(TASK DIRECTIONS): Write out each line of the material again, word for word.

(MATERIAL FOR THIS TASK):
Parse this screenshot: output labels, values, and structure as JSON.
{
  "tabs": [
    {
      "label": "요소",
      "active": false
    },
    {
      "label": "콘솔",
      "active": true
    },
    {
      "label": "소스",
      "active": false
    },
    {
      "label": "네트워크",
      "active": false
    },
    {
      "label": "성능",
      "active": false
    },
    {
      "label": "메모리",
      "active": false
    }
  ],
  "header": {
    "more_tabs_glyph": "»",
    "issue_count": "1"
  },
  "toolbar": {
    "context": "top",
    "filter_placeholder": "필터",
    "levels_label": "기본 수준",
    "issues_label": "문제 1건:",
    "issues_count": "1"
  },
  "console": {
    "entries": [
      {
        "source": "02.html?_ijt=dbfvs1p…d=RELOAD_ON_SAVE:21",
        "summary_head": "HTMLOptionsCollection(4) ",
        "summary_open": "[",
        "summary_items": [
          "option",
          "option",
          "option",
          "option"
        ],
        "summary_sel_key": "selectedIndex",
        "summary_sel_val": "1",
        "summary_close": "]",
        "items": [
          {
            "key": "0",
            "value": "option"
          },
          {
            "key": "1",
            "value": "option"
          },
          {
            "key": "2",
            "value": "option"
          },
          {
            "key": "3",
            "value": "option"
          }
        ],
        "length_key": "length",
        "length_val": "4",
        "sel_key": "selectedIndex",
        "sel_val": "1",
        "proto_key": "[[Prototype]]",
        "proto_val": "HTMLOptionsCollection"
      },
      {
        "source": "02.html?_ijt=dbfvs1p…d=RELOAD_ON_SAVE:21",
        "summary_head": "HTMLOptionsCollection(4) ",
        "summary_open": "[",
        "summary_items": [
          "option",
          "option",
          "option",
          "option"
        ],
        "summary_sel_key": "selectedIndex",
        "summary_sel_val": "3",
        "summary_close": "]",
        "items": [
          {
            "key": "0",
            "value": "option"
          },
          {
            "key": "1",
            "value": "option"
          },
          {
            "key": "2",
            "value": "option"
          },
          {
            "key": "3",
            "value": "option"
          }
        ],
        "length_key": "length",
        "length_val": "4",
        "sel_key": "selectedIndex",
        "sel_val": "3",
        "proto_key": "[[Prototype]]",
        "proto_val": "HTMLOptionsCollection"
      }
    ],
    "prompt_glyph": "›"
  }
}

(RESULT):
Parse this screenshot: output labels, values, and structure as JSON.
{
  "tabs": [
    {
      "label": "요소",
      "active": false
    },
    {
      "label": "콘솔",
      "active": true
    },
    {
      "label": "소스",
      "active": false
    },
    {
      "label": "네트워크",
      "active": false
    },
    {
      "label": "성능",
      "active": false
    },
    {
      "label": "메모리",
      "active": false
    }
  ],
  "header": {
    "more_tabs_glyph": "»",
    "issue_count": "1"
  },
  "toolbar": {
    "context": "top",
    "filter_placeholder": "필터",
    "levels_label": "기본 수준",
    "issues_label": "문제 1건:",
    "issues_count": "1"
  },
  "console": {
    "entries": [
      {
        "source": "02.html?_ijt=dbfvs1p…d=RELOAD_ON_SAVE:21",
        "summary_head": "HTMLOptionsCollection(4) ",
        "summary_open": "[",
        "summary_items": [
          "option",
          "option",
          "option",
          "option"
        ],
        "summary_sel_key": "selectedIndex",
        "summary_sel_val": "1",
        "summary_close": "]",
        "items": [
          {
            "key": "0",
            "value": "option"
          },
          {
            "key": "1",
            "value": "option"
          },
          {
            "key": "2",
            "value": "option"
          },
          {
            "key": "3",
            "value": "option"
          }
        ],
        "length_key": "length",
        "length_val": "4",
        "sel_key": "selectedIndex",
        "sel_val": "1",
        "proto_key": "[[Prototype]]",
        "proto_val": "HTMLOptionsCollection"
      },
      {
        "source": "02.html?_ijt=dbfvs1p…d=RELOAD_ON_SAVE:21",
        "summary_head": "HTMLOptionsCollection(4) ",
        "summary_open": "[",
        "summary_items": [
          "option",
          "option",
          "option",
          "option"
        ],
        "summary_sel_key": "selectedIndex",
        "summary_sel_val": "3",
        "summary_close": "]",
        "items": [
          {
            "key": "0",
            "value": "option"
          },
          {
            "key": "1",
            "value": "option"
          },
          {
            "key": "2",
            "value": "option"
          },
          {
            "key": "3",
            "value": "option"
          }
        ],
        "length_key": "length",
        "length_val": "4",
        "sel_key": "selectedIndex",
        "sel_val": "3",
        "proto_key": "[[Prototype]]",
        "proto_val": "HTMLOptionsCollection"
      }
    ],
    "prompt_glyph": "›"
  }
}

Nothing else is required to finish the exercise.